Written exercise:
Collect each line of the entries that holds the string "lock".

Stored items

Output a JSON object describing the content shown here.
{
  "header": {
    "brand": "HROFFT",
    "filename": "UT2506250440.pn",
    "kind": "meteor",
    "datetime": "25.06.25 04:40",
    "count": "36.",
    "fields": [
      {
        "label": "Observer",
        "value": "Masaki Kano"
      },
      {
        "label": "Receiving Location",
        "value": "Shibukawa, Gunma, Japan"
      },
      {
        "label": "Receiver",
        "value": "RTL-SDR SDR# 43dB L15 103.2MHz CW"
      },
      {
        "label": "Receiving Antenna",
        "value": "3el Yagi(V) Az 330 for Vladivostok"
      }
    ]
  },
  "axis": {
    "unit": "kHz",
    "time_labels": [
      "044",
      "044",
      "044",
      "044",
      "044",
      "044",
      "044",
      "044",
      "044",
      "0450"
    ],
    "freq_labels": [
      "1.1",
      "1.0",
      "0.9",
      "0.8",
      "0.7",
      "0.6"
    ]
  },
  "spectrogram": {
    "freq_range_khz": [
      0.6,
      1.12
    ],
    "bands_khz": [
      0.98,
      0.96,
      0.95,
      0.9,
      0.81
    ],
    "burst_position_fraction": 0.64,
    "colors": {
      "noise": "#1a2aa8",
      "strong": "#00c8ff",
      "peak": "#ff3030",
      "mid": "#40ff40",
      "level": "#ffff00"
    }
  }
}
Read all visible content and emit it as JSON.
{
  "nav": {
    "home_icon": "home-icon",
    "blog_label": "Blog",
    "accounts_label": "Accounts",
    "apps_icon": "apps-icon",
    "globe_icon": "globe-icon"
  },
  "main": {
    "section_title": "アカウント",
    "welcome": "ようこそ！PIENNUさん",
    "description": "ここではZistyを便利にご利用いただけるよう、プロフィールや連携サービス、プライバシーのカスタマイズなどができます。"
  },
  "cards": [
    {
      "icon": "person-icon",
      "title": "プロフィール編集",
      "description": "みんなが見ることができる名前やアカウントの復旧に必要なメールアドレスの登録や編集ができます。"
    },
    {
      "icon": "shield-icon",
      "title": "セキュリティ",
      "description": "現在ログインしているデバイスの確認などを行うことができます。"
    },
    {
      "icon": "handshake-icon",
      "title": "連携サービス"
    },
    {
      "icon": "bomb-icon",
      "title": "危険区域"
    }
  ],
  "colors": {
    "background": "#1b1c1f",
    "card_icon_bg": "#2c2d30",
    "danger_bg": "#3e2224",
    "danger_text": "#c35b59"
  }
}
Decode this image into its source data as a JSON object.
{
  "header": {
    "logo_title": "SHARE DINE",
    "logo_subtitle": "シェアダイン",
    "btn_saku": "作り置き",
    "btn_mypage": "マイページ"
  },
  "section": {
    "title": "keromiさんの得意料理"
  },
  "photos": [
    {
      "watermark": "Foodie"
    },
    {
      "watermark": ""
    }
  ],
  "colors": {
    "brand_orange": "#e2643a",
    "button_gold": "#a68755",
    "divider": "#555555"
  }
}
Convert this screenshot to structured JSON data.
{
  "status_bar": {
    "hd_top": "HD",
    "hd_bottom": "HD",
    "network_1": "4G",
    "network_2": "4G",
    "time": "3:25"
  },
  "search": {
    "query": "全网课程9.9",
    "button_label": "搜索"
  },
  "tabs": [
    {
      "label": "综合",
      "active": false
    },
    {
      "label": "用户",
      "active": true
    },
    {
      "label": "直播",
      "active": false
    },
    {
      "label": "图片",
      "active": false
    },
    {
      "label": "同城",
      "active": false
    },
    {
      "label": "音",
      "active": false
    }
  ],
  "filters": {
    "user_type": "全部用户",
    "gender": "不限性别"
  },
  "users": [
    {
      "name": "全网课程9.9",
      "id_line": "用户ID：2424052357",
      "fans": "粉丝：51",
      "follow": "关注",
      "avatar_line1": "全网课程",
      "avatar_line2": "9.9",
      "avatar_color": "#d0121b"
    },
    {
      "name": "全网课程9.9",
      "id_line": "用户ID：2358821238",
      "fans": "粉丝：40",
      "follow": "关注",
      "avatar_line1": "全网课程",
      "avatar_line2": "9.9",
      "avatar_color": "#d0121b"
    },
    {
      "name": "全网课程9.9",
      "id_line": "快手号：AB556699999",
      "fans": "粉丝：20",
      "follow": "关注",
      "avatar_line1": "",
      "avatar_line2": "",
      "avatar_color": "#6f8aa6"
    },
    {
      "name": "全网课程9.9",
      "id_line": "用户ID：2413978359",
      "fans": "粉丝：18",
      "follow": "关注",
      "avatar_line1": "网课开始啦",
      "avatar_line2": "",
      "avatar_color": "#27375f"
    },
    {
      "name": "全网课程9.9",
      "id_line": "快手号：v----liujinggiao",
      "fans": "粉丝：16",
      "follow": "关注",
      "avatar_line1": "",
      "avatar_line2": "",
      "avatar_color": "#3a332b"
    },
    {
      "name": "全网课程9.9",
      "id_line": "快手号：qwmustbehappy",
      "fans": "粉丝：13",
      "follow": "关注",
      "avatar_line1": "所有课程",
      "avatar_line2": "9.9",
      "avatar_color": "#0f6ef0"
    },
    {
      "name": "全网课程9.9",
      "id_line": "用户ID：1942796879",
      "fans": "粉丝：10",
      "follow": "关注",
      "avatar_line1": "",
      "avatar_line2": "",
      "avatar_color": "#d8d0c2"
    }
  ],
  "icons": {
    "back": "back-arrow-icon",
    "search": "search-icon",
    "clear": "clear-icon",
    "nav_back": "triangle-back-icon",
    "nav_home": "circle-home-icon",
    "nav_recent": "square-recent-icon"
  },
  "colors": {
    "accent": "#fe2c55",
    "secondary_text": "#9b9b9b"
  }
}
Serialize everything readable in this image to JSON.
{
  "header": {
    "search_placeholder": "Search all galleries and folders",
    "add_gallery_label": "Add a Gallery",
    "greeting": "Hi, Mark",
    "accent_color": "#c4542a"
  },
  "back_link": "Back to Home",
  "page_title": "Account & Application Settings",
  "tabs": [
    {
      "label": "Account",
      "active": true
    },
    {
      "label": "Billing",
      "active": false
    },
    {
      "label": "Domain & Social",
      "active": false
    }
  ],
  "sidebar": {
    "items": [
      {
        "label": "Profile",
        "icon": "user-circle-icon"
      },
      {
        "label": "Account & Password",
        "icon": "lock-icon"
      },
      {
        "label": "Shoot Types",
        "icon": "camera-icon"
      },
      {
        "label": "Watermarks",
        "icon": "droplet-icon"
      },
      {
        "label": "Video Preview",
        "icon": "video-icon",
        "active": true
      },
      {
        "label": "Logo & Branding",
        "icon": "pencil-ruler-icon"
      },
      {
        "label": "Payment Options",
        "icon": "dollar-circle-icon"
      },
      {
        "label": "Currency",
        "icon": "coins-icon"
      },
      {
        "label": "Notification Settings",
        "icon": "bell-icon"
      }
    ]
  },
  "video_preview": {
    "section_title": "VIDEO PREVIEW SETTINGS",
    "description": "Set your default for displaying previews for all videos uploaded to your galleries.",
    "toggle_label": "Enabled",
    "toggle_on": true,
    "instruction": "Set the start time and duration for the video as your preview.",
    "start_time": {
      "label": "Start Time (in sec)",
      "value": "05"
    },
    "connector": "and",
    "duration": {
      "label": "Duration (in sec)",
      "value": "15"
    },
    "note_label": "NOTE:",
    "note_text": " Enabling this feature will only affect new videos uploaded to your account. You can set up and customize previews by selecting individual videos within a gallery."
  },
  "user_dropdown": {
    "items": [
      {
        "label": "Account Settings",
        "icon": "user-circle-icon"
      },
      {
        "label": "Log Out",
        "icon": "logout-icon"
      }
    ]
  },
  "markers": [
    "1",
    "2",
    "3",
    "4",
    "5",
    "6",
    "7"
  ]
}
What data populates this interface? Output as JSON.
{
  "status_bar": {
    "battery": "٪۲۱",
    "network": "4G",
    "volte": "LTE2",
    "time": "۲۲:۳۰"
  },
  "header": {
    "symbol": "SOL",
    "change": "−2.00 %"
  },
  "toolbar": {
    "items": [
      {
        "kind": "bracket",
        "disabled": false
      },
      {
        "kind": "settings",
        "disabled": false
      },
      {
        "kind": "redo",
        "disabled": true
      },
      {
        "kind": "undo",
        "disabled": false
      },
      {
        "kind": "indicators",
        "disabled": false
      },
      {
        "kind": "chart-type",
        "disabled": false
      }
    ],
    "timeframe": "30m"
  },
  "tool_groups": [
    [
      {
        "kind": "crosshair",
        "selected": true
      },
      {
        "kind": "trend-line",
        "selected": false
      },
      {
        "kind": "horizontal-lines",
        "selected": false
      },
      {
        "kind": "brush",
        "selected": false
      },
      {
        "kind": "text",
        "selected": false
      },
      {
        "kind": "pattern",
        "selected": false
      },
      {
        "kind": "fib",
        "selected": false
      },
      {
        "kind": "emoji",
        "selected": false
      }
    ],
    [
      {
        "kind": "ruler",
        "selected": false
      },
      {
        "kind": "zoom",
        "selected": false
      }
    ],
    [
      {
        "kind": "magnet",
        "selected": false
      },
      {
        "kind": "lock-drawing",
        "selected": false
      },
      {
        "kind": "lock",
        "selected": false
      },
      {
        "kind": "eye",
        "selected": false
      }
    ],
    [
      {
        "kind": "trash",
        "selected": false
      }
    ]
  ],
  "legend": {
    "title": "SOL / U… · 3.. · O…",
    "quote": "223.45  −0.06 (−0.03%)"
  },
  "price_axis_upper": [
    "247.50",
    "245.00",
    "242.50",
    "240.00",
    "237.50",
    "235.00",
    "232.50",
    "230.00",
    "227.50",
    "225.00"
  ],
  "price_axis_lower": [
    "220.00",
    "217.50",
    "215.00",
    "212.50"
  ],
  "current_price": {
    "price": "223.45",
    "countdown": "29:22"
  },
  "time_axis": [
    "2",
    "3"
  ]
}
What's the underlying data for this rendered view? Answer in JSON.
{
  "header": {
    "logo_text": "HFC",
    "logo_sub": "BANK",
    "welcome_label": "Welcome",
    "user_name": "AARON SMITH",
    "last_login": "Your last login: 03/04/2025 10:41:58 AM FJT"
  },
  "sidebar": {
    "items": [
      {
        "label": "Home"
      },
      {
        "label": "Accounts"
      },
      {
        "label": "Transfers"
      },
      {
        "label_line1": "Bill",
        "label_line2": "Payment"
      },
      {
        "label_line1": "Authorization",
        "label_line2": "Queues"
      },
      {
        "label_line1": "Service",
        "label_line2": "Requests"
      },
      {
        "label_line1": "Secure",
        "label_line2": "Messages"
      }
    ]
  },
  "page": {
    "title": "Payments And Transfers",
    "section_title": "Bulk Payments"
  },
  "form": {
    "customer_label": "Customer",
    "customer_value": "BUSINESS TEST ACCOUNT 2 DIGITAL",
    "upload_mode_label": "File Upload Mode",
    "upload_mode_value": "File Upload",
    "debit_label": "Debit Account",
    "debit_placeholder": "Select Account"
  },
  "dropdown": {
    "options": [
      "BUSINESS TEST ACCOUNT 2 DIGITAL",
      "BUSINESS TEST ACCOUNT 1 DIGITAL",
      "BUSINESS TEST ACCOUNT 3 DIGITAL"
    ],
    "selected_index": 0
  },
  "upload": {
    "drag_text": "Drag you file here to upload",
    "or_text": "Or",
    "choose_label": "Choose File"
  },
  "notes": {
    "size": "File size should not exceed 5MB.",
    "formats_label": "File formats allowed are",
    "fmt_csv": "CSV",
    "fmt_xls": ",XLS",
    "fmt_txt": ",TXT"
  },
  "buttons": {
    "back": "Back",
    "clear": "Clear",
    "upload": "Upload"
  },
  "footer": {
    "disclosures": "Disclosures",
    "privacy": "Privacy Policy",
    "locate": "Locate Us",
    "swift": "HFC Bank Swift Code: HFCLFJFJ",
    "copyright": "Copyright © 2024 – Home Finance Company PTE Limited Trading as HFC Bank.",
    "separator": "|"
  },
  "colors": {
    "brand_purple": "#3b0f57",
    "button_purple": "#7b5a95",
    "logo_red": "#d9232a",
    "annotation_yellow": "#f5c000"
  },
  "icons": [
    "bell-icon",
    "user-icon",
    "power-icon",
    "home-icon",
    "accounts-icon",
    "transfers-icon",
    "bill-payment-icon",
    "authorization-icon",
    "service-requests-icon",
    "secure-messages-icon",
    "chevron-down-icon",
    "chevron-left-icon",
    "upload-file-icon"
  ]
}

Result:
        "icon": "lock-icon"
        "kind": "lock-drawing",
        "kind": "lock",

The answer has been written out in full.